- [Entries provided]:
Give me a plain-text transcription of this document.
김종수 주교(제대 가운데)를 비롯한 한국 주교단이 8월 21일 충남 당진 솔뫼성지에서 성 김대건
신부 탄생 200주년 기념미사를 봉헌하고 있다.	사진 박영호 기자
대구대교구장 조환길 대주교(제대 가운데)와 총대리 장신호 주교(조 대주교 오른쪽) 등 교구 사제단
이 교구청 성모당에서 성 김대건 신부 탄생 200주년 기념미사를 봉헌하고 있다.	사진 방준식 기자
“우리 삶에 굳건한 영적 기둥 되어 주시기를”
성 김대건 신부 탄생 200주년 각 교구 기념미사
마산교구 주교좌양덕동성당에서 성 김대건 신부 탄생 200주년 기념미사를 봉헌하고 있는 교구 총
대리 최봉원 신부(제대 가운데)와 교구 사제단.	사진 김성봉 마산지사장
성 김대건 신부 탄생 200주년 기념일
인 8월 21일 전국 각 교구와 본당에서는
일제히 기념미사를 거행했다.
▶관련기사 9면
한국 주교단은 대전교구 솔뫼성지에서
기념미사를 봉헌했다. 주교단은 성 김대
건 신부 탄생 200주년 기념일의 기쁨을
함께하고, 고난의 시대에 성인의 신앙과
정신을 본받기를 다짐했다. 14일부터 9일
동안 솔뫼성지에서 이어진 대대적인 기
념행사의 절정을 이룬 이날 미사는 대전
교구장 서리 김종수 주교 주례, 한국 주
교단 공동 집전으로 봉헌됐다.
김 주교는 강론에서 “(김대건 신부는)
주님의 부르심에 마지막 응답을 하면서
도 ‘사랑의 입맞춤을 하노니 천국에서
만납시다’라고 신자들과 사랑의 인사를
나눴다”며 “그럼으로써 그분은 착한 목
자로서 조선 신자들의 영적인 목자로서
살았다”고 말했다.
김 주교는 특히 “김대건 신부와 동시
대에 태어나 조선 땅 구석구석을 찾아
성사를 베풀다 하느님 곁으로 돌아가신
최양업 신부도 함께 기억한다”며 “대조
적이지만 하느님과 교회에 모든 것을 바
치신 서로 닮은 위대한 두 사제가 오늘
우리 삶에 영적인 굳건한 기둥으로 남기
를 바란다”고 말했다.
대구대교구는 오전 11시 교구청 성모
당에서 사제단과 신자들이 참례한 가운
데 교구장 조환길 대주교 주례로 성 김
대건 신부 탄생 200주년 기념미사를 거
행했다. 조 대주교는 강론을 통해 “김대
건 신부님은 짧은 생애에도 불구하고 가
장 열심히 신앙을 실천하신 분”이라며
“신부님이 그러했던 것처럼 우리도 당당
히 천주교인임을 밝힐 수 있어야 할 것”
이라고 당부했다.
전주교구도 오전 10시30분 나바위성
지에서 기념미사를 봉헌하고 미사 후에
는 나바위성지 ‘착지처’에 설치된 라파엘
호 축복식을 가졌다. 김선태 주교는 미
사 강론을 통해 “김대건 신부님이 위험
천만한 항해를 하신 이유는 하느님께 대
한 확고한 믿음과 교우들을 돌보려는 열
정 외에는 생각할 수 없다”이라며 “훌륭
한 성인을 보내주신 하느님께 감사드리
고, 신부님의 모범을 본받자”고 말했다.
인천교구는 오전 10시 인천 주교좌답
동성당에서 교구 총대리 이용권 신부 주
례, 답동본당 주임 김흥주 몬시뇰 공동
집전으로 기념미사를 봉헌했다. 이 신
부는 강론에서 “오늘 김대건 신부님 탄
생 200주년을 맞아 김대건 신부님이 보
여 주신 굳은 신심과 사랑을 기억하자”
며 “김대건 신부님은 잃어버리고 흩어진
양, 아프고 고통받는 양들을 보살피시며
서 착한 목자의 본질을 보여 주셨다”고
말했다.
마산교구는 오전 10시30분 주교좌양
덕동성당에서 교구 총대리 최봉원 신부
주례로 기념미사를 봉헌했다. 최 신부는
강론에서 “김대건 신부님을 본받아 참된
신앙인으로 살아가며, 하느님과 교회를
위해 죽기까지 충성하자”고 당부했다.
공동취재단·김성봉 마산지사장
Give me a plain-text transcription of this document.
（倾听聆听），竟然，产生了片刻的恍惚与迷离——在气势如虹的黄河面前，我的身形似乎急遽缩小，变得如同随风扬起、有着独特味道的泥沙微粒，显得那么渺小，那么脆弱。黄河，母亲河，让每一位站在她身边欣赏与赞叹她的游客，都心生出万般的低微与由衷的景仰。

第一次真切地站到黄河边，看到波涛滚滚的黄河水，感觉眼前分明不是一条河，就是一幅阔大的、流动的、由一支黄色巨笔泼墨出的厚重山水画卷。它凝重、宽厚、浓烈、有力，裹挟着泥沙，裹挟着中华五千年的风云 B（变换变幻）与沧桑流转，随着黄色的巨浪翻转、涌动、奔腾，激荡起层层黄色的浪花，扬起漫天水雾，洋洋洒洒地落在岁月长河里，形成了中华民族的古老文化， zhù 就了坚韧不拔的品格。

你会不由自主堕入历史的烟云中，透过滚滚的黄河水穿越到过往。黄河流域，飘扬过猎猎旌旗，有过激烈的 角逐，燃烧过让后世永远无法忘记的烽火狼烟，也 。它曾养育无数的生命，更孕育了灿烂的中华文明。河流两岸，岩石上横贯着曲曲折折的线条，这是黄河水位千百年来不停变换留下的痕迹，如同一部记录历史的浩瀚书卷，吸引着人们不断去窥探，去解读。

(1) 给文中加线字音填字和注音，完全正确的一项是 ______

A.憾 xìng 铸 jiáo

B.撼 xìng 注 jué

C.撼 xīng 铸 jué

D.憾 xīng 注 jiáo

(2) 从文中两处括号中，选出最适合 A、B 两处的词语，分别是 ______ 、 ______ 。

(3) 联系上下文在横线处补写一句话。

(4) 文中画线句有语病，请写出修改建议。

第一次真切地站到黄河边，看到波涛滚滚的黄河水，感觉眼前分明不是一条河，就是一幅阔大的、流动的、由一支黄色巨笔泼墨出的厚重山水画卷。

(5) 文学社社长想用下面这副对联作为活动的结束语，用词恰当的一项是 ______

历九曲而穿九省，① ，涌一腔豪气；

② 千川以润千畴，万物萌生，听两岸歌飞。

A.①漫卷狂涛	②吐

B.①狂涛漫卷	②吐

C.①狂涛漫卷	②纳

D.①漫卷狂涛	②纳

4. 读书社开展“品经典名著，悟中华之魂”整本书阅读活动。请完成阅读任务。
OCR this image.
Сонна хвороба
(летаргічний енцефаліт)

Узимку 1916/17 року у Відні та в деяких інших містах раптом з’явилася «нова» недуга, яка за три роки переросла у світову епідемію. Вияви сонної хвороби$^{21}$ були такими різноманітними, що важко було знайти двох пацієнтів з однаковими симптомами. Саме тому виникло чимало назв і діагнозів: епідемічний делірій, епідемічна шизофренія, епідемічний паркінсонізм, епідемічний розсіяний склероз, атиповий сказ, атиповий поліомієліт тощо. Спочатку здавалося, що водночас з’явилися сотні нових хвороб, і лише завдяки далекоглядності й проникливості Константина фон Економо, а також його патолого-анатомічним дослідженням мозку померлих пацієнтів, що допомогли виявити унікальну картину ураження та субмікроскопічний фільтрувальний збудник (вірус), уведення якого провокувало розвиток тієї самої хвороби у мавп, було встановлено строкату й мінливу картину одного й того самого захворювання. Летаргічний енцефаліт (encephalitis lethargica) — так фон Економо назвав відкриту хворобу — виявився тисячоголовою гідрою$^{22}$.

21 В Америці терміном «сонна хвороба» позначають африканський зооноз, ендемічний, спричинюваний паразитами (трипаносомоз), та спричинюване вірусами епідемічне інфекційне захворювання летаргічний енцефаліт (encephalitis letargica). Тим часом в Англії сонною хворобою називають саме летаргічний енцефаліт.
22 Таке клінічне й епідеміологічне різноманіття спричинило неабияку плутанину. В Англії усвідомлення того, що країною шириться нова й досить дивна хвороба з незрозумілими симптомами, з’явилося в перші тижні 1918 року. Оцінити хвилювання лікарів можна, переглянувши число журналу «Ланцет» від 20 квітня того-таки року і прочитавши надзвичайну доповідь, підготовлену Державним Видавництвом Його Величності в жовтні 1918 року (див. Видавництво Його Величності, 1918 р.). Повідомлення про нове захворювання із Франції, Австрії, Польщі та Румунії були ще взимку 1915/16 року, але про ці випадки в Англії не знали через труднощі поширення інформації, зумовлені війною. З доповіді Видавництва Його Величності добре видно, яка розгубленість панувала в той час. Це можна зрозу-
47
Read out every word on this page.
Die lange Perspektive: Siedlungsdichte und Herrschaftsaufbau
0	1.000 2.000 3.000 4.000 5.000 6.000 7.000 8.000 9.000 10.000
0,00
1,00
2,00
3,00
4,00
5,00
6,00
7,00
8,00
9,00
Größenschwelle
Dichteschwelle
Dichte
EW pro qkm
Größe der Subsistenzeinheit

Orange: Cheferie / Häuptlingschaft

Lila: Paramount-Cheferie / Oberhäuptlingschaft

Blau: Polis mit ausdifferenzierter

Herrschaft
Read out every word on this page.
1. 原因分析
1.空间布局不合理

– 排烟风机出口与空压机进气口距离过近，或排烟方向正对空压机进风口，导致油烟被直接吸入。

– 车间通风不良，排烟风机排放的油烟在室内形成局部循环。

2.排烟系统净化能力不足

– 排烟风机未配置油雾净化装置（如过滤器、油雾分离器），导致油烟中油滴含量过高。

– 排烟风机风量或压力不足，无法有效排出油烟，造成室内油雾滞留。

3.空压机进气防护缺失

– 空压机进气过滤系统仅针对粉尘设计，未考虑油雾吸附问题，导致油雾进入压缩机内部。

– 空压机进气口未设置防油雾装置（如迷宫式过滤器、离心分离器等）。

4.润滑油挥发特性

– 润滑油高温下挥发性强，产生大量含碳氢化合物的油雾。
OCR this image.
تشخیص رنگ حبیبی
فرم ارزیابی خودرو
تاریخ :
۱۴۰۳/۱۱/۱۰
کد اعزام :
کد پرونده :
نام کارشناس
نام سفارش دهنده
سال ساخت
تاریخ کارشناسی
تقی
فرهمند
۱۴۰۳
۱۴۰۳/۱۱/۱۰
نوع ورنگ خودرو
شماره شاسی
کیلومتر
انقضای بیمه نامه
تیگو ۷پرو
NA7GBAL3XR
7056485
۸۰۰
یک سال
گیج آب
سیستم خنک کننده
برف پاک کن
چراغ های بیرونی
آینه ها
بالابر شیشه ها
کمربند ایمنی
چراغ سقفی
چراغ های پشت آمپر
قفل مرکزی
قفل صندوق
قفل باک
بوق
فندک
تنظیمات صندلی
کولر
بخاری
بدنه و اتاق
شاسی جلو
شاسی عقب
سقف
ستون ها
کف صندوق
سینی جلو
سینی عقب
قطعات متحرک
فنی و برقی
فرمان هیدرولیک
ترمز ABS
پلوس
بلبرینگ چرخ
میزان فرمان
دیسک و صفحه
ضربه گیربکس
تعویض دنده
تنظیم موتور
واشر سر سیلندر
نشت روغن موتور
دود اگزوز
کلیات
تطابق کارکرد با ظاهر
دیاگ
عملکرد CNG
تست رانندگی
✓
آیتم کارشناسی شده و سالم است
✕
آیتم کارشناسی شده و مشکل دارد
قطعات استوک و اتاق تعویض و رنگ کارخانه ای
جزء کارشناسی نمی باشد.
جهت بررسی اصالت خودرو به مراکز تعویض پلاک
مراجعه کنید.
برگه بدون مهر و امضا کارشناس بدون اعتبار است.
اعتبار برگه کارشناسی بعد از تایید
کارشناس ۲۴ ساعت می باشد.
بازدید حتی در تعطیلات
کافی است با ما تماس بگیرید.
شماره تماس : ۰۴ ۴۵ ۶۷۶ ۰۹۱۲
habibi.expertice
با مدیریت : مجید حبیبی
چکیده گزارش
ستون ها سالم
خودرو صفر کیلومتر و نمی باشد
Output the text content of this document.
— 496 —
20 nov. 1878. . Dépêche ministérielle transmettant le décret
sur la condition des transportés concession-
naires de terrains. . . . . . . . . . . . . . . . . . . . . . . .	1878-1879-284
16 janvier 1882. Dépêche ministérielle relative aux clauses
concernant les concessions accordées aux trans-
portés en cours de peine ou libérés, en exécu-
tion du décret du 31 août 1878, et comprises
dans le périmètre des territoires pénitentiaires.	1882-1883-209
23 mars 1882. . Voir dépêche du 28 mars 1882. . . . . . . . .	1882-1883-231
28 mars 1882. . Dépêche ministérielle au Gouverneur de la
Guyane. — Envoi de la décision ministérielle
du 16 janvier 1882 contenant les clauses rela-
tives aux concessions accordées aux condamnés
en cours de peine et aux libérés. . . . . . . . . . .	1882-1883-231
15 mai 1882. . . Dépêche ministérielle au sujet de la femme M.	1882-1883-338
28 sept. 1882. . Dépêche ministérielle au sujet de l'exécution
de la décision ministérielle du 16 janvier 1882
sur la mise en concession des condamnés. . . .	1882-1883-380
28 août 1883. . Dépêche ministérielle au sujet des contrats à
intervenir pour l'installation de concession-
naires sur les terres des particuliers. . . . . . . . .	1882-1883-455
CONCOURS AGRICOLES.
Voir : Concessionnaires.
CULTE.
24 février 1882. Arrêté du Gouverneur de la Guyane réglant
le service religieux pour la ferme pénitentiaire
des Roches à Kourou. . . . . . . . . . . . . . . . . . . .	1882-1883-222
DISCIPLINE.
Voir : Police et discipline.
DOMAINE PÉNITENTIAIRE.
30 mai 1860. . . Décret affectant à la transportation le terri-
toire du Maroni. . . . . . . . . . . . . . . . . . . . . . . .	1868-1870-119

- [Aim of the exercise]: Extract all lines containing the word "感觉眼前分明不是一条河".

- [Response to this task]:
第一次真切地站到黄河边，看到波涛滚滚的黄河水，感觉眼前分明不是一条河，就是一幅阔大的、流动的、由一支黄色巨笔泼墨出的厚重山水画卷。它凝重、宽厚、浓烈、有力，裹挟着泥沙，裹挟着中华五千年的风云 B（变换变幻）与沧桑流转，随着黄色的巨浪翻转、涌动、奔腾，激荡起层层黄色的浪花，扬起漫天水雾，洋洋洒洒地落在岁月长河里，形成了中华民族的古老文化， zhù 就了坚韧不拔的品格。
第一次真切地站到黄河边，看到波涛滚滚的黄河水，感觉眼前分明不是一条河，就是一幅阔大的、流动的、由一支黄色巨笔泼墨出的厚重山水画卷。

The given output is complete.